Begin
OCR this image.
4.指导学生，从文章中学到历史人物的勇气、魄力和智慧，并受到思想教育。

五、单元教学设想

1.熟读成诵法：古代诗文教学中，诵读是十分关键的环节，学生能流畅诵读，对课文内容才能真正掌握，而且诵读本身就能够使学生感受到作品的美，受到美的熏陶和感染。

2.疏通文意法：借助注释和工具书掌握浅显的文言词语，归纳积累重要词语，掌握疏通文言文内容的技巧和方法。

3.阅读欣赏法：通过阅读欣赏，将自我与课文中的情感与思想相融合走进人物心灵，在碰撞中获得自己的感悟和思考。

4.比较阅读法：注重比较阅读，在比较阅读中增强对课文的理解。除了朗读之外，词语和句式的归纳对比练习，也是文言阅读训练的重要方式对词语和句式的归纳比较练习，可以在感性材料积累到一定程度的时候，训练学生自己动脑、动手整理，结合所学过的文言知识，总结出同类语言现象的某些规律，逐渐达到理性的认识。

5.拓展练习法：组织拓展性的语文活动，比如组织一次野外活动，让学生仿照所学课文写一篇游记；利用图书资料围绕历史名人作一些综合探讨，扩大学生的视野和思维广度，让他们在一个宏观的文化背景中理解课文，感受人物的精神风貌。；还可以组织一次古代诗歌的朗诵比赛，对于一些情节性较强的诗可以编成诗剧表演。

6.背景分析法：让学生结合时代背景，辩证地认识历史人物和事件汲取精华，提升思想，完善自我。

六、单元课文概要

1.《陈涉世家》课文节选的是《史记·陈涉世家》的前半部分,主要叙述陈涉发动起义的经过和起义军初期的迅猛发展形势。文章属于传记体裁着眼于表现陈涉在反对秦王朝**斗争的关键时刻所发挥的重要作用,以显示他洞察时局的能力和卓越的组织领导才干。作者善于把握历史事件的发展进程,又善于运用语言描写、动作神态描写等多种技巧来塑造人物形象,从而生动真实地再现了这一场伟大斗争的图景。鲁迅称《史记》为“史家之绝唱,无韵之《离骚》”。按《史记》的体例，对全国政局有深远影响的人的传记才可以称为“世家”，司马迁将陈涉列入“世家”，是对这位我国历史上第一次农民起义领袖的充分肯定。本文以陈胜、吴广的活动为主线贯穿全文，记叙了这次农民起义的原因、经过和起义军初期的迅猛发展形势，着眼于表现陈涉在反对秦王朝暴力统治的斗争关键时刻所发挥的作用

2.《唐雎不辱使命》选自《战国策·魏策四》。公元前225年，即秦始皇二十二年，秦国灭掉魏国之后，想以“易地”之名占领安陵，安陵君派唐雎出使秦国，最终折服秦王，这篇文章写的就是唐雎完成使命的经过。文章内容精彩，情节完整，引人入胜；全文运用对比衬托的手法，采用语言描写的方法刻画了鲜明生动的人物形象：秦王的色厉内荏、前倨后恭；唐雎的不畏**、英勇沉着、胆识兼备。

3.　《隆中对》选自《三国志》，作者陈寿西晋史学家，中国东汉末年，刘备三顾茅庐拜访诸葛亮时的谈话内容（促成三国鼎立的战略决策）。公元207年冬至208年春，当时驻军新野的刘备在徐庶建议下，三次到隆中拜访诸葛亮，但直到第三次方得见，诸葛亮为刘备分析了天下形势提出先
End
▶ Goal:
Type the material above out again, exactly.

▶ Correct response:
OCR this image.
4.指导学生，从文章中学到历史人物的勇气、魄力和智慧，并受到思想教育。

五、单元教学设想

1.熟读成诵法：古代诗文教学中，诵读是十分关键的环节，学生能流畅诵读，对课文内容才能真正掌握，而且诵读本身就能够使学生感受到作品的美，受到美的熏陶和感染。

2.疏通文意法：借助注释和工具书掌握浅显的文言词语，归纳积累重要词语，掌握疏通文言文内容的技巧和方法。

3.阅读欣赏法：通过阅读欣赏，将自我与课文中的情感与思想相融合走进人物心灵，在碰撞中获得自己的感悟和思考。

4.比较阅读法：注重比较阅读，在比较阅读中增强对课文的理解。除了朗读之外，词语和句式的归纳对比练习，也是文言阅读训练的重要方式对词语和句式的归纳比较练习，可以在感性材料积累到一定程度的时候，训练学生自己动脑、动手整理，结合所学过的文言知识，总结出同类语言现象的某些规律，逐渐达到理性的认识。

5.拓展练习法：组织拓展性的语文活动，比如组织一次野外活动，让学生仿照所学课文写一篇游记；利用图书资料围绕历史名人作一些综合探讨，扩大学生的视野和思维广度，让他们在一个宏观的文化背景中理解课文，感受人物的精神风貌。；还可以组织一次古代诗歌的朗诵比赛，对于一些情节性较强的诗可以编成诗剧表演。

6.背景分析法：让学生结合时代背景，辩证地认识历史人物和事件汲取精华，提升思想，完善自我。

六、单元课文概要

1.《陈涉世家》课文节选的是《史记·陈涉世家》的前半部分,主要叙述陈涉发动起义的经过和起义军初期的迅猛发展形势。文章属于传记体裁着眼于表现陈涉在反对秦王朝**斗争的关键时刻所发挥的重要作用,以显示他洞察时局的能力和卓越的组织领导才干。作者善于把握历史事件的发展进程,又善于运用语言描写、动作神态描写等多种技巧来塑造人物形象,从而生动真实地再现了这一场伟大斗争的图景。鲁迅称《史记》为“史家之绝唱,无韵之《离骚》”。按《史记》的体例，对全国政局有深远影响的人的传记才可以称为“世家”，司马迁将陈涉列入“世家”，是对这位我国历史上第一次农民起义领袖的充分肯定。本文以陈胜、吴广的活动为主线贯穿全文，记叙了这次农民起义的原因、经过和起义军初期的迅猛发展形势，着眼于表现陈涉在反对秦王朝暴力统治的斗争关键时刻所发挥的作用

2.《唐雎不辱使命》选自《战国策·魏策四》。公元前225年，即秦始皇二十二年，秦国灭掉魏国之后，想以“易地”之名占领安陵，安陵君派唐雎出使秦国，最终折服秦王，这篇文章写的就是唐雎完成使命的经过。文章内容精彩，情节完整，引人入胜；全文运用对比衬托的手法，采用语言描写的方法刻画了鲜明生动的人物形象：秦王的色厉内荏、前倨后恭；唐雎的不畏**、英勇沉着、胆识兼备。

3.　《隆中对》选自《三国志》，作者陈寿西晋史学家，中国东汉末年，刘备三顾茅庐拜访诸葛亮时的谈话内容（促成三国鼎立的战略决策）。公元207年冬至208年春，当时驻军新野的刘备在徐庶建议下，三次到隆中拜访诸葛亮，但直到第三次方得见，诸葛亮为刘备分析了天下形势提出先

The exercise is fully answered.